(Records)
** BEGIN **

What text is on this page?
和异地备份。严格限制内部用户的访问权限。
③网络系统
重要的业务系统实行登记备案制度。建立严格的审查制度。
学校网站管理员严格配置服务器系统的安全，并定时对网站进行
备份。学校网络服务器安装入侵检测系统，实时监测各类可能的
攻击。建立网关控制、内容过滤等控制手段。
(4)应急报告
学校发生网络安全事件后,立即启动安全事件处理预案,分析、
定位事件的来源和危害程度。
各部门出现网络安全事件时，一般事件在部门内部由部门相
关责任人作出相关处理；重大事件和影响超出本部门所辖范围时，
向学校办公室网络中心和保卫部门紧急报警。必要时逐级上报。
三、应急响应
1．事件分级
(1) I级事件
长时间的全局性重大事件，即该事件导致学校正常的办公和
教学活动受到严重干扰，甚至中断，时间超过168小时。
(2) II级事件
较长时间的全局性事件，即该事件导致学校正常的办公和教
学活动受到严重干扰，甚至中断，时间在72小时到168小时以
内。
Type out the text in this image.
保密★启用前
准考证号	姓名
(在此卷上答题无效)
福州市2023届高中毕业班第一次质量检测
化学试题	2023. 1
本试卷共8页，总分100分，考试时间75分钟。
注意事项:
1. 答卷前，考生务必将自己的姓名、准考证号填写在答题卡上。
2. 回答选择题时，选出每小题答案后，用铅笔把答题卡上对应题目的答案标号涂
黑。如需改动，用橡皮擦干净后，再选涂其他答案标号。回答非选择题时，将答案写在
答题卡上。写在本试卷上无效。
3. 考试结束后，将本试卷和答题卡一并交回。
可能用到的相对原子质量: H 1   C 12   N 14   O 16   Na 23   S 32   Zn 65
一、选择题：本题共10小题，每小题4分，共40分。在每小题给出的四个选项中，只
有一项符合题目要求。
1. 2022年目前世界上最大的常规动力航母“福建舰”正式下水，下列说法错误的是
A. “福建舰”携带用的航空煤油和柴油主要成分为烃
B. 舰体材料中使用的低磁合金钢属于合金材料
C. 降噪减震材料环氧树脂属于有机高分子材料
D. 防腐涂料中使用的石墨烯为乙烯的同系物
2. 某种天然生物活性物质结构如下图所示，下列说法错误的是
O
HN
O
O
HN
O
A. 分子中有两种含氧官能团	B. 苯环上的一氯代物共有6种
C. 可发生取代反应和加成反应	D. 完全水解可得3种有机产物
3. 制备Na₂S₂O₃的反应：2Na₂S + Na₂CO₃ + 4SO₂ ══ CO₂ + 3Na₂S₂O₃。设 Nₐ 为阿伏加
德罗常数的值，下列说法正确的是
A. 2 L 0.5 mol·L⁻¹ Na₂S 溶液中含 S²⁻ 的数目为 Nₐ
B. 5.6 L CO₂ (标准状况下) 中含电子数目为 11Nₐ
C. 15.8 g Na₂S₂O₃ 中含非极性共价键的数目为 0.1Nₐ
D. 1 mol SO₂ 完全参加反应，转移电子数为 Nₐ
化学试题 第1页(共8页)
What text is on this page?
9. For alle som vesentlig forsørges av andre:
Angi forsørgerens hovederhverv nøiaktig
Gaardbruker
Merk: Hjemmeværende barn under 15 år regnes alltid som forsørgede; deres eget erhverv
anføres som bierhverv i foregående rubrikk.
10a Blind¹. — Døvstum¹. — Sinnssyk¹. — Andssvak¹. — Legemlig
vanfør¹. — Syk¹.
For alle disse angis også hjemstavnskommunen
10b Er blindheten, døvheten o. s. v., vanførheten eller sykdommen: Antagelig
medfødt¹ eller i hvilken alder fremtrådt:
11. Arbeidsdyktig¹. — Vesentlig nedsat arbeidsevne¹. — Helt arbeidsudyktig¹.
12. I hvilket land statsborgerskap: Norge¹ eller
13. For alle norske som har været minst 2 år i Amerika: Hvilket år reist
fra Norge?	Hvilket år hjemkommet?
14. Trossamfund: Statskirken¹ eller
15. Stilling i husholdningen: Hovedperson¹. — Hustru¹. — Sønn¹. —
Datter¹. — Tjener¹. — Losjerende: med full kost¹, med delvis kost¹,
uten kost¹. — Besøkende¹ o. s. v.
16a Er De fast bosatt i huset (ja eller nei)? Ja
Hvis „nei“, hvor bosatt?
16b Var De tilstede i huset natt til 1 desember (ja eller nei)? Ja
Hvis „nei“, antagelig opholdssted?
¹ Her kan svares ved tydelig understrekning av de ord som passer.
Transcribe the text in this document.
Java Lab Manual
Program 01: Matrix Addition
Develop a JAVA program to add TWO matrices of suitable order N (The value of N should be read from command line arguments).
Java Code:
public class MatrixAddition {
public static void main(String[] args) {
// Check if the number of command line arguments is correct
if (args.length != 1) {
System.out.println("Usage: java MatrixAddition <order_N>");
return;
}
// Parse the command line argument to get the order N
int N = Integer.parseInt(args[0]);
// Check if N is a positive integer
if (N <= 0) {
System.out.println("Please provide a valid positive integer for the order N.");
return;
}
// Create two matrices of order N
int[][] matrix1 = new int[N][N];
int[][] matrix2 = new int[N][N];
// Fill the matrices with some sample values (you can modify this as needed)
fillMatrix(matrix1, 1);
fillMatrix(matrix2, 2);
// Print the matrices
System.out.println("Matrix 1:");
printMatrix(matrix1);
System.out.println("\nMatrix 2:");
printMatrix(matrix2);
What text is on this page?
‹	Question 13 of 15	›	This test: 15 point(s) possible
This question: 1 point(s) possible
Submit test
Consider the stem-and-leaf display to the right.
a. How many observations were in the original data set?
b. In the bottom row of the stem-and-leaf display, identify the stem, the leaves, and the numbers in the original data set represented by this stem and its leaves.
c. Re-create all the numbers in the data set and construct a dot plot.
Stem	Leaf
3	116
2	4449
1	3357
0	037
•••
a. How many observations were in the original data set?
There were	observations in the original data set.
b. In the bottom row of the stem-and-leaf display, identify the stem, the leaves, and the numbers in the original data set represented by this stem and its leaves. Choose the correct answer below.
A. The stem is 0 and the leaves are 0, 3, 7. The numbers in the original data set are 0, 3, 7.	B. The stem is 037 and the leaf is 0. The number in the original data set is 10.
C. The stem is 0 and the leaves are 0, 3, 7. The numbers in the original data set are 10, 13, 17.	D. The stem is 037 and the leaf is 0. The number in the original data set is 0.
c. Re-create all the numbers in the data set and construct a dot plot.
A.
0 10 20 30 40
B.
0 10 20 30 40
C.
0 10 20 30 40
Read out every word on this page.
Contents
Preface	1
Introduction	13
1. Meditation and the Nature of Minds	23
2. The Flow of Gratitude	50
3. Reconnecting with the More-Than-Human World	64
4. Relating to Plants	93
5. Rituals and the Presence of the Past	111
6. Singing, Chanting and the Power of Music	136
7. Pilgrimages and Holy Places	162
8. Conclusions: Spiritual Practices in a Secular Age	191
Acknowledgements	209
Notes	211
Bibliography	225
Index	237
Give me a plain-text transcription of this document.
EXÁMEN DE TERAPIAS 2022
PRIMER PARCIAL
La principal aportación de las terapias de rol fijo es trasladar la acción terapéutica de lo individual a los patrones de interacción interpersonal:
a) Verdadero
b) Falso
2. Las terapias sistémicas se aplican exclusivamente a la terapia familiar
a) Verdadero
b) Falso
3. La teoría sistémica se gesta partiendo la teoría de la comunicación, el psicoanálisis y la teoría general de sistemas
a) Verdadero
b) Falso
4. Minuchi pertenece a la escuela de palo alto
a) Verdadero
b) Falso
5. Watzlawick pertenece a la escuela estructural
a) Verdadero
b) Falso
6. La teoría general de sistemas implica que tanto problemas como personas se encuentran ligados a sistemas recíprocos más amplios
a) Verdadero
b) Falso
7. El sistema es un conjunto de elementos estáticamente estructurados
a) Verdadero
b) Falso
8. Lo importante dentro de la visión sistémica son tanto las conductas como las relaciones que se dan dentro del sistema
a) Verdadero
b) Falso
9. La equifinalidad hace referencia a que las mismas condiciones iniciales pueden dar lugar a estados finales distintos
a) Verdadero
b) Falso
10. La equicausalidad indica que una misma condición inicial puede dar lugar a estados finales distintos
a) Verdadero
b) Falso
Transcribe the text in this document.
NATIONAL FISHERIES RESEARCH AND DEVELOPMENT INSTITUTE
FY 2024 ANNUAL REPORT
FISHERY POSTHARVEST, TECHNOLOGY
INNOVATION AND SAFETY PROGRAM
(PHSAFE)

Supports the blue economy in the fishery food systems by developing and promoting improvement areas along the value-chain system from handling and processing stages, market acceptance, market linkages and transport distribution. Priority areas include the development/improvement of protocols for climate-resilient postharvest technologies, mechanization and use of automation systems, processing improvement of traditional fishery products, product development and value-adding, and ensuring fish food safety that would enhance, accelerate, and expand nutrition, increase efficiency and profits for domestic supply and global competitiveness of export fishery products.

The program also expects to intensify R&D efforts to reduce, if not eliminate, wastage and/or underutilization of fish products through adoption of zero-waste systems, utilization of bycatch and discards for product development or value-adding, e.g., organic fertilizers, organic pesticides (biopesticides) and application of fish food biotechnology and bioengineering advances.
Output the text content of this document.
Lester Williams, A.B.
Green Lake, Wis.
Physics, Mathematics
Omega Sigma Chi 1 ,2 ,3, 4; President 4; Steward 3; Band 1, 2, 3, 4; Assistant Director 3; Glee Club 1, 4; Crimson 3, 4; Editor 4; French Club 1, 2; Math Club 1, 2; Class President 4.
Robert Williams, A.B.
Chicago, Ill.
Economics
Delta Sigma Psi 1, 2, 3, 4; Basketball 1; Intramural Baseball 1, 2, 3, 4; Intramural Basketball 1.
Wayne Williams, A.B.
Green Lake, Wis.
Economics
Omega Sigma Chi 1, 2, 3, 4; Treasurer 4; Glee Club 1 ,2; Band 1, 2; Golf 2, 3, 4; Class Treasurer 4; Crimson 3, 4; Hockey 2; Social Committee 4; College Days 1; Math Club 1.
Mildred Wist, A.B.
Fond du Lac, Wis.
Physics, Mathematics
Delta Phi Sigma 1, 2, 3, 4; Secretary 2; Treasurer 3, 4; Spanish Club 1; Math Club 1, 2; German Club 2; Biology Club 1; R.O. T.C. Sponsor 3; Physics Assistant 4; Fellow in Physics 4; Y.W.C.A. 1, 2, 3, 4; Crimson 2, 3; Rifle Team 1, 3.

** END **

From the data above, copy each line where the string "Check" appears.

// Check if the number of command line arguments is correct
// Check if N is a positive integer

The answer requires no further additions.